What needs to be done
Each line of the material below that holds the word "Department" needs to be copied.

Extracted material
########################################
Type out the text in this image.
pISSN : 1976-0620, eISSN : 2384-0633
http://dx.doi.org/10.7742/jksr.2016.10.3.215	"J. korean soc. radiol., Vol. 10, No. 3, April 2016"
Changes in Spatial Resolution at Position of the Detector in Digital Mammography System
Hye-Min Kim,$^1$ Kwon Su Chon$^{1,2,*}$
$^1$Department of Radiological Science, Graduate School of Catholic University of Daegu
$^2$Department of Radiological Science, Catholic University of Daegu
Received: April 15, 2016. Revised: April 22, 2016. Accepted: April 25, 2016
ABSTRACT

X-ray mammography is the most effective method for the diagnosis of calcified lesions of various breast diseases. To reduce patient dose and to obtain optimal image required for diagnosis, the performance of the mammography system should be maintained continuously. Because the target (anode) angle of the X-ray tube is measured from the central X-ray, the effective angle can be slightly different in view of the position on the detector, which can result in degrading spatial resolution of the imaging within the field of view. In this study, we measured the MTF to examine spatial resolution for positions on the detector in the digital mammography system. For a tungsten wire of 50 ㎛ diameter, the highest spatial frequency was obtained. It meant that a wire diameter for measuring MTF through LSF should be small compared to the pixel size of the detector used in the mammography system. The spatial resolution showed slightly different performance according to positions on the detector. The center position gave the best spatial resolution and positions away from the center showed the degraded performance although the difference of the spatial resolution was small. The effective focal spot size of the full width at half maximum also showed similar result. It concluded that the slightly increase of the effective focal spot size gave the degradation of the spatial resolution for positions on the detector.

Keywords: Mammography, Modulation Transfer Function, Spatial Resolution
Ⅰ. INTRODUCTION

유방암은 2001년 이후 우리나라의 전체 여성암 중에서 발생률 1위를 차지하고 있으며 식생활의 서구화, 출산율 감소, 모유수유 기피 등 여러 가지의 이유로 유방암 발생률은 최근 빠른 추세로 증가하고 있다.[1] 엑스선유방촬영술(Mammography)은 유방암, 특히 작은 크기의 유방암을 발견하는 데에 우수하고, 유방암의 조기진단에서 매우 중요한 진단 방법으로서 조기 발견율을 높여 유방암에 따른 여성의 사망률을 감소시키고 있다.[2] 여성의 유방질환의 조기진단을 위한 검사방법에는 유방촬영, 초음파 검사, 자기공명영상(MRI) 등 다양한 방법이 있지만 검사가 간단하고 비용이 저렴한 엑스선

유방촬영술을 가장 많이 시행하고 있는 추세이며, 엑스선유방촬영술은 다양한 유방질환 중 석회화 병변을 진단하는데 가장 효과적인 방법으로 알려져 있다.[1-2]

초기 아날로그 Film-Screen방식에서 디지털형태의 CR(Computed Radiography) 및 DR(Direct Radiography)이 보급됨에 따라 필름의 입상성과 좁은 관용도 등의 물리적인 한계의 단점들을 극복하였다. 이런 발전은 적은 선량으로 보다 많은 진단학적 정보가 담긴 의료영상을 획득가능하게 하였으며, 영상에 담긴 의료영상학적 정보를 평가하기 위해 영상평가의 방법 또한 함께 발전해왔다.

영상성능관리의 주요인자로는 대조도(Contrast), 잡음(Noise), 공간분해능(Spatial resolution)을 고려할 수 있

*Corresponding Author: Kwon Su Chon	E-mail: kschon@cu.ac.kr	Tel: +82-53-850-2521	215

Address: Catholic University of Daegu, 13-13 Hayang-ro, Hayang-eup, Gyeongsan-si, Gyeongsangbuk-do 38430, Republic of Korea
########################################
Task result
$^1$Department of Radiological Science, Graduate School of Catholic University of Daegu
$^2$Department of Radiological Science, Catholic University of Daegu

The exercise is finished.